| EXERCISE INSTRUCTIONS |
From the entries below, count the lines with "conseqüències". Write only the count.

________________________________________

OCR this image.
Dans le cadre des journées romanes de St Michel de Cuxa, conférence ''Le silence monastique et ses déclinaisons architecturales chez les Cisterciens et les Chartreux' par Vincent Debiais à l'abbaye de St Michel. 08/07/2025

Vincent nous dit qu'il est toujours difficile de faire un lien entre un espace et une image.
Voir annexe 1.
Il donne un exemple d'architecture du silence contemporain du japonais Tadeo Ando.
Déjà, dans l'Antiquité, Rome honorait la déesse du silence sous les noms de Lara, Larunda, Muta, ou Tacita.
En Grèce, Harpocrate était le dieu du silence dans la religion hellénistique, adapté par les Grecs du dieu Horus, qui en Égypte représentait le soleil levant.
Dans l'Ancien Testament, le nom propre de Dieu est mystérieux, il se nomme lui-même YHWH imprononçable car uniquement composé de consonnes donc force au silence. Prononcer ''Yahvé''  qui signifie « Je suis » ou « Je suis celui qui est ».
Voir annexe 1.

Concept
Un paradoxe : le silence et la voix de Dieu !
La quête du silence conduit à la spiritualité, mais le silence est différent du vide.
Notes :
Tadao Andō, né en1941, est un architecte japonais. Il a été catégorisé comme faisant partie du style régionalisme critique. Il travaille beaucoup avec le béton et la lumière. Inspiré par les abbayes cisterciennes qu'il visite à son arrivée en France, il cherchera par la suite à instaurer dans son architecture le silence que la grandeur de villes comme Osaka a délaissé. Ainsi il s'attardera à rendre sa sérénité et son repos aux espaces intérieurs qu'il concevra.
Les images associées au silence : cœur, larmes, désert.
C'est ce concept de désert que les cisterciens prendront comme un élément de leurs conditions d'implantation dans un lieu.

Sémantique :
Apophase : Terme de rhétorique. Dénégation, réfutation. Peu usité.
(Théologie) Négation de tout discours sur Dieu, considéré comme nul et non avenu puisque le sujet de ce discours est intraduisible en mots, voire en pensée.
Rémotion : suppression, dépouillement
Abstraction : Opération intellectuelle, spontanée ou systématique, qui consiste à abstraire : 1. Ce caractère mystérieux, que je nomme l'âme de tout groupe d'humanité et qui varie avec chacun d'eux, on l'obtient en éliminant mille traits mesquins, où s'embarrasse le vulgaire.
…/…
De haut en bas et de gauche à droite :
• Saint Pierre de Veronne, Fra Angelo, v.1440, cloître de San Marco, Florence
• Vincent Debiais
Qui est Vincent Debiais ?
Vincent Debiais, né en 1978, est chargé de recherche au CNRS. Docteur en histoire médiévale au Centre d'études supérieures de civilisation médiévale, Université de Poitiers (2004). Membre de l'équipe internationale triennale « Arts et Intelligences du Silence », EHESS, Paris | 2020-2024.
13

________________________________________

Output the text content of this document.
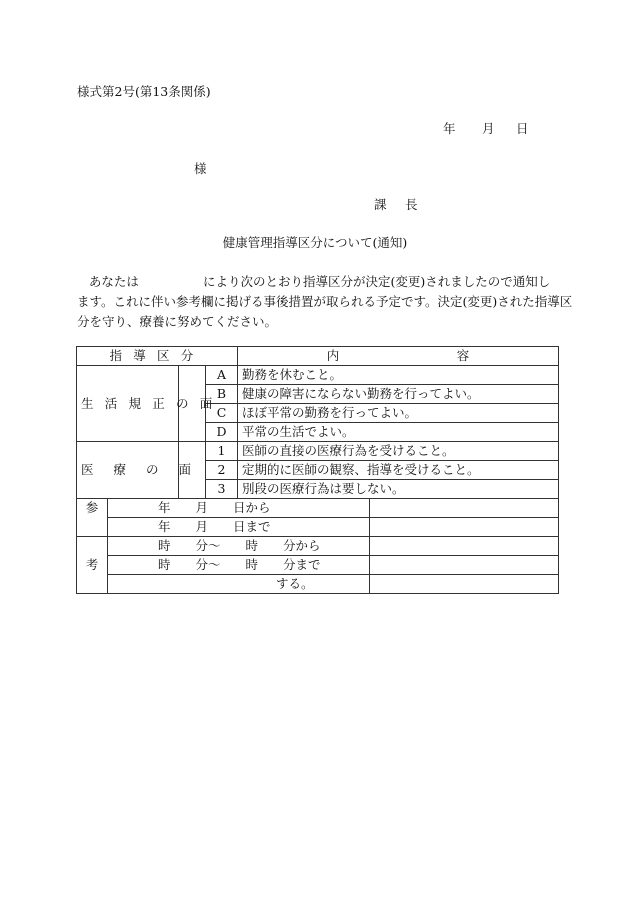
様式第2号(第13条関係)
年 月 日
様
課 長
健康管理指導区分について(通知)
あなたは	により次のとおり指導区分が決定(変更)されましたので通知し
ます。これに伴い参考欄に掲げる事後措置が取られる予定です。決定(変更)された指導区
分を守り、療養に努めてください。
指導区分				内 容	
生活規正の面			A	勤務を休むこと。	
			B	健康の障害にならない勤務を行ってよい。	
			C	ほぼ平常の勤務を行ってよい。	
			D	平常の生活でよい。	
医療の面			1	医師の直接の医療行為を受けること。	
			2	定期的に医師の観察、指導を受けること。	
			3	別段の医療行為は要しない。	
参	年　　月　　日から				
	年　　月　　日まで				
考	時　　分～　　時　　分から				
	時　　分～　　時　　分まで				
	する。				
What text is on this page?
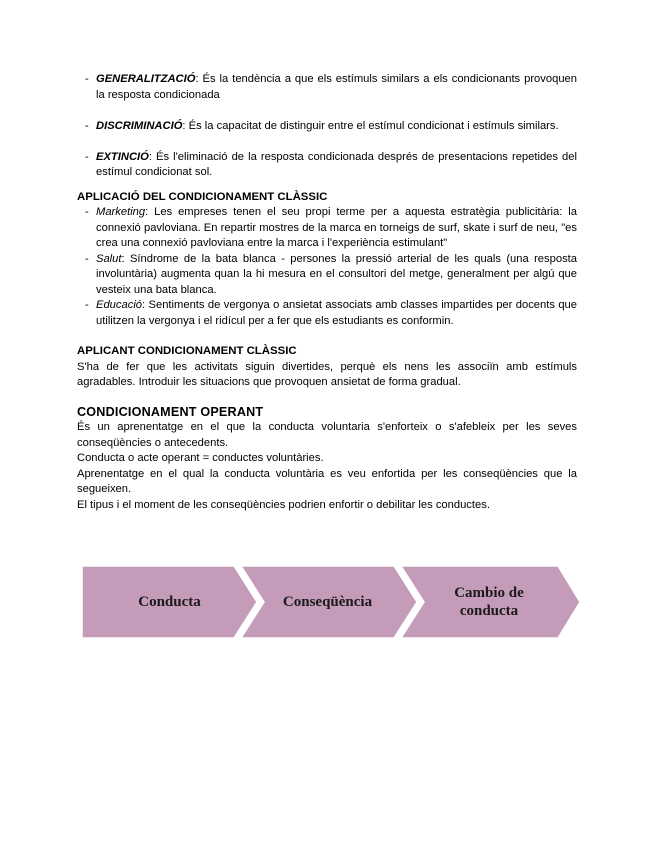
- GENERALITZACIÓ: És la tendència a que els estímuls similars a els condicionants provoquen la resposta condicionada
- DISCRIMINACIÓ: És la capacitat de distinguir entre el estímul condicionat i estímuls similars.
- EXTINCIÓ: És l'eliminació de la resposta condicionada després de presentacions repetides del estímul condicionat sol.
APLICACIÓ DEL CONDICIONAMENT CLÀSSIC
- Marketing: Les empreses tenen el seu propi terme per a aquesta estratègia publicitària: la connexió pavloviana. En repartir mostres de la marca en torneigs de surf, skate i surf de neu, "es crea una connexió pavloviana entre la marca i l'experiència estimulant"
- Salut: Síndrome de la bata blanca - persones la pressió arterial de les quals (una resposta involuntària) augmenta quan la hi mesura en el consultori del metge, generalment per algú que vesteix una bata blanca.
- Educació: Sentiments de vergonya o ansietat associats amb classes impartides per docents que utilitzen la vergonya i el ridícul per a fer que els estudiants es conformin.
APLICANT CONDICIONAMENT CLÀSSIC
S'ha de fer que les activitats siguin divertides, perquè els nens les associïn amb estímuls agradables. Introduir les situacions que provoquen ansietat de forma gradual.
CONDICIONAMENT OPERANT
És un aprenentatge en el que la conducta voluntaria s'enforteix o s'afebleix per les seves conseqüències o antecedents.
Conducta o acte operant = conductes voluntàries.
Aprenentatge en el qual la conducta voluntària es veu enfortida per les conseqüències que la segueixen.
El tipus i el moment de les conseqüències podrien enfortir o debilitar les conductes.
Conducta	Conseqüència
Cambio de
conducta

________________________________________

| RESULT OF THE TASK |
3